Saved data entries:
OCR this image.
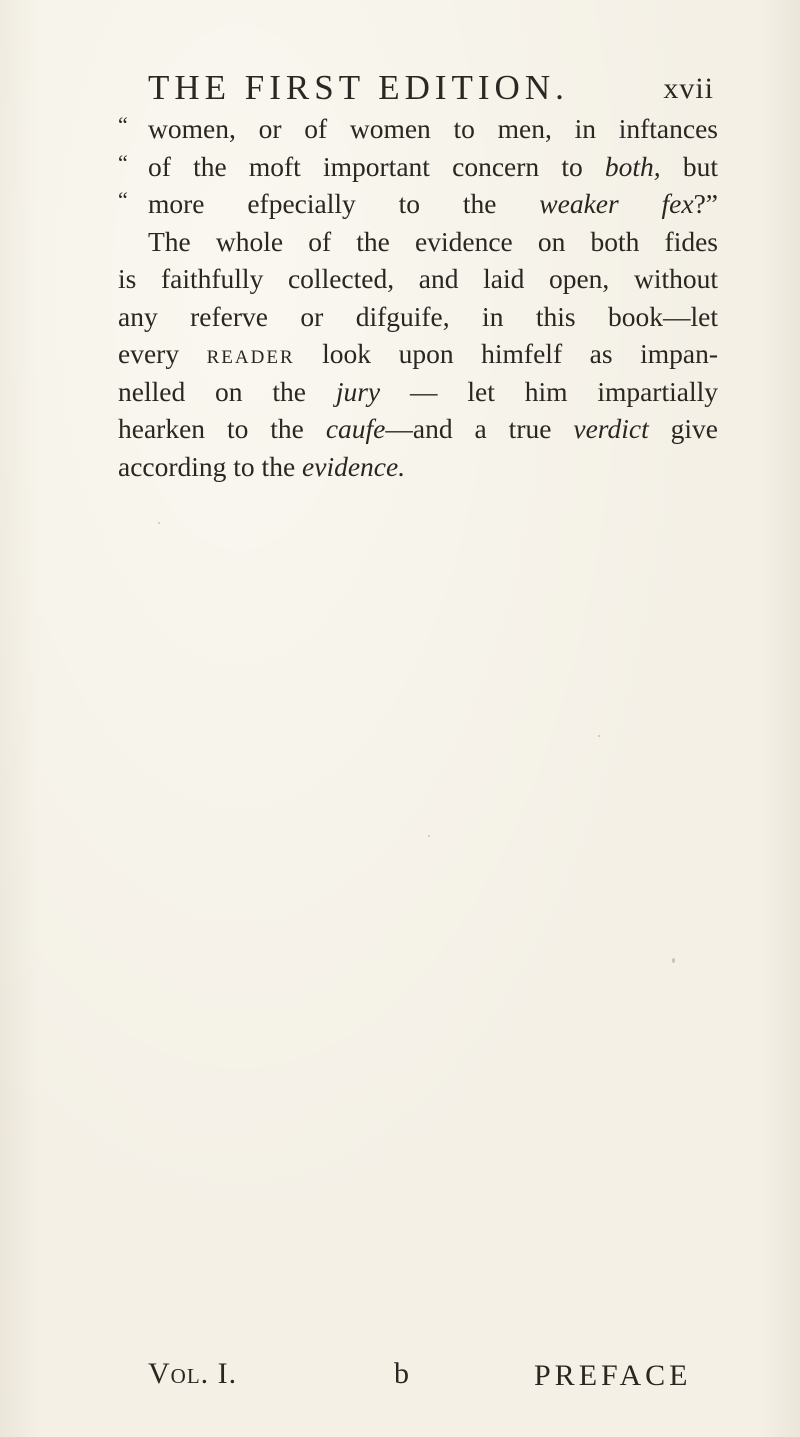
THE FIRST EDITION.	xvii
“ women, or of women to men, in inftances
“ of the moft important concern to both, but
“ more efpecially to the weaker fex?”
The whole of the evidence on both fides
is faithfully collected, and laid open, without
any referve or difguife, in this book—let
every reader look upon himfelf as impan-
nelled on the jury — let him impartially
hearken to the caufe—and a true verdict give
according to the evidence.
Vol. I.	b	PREFACE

**Stated exercise**:
Tell how many lines of the data above hold the string "both". Give only the number.

**Output**:
2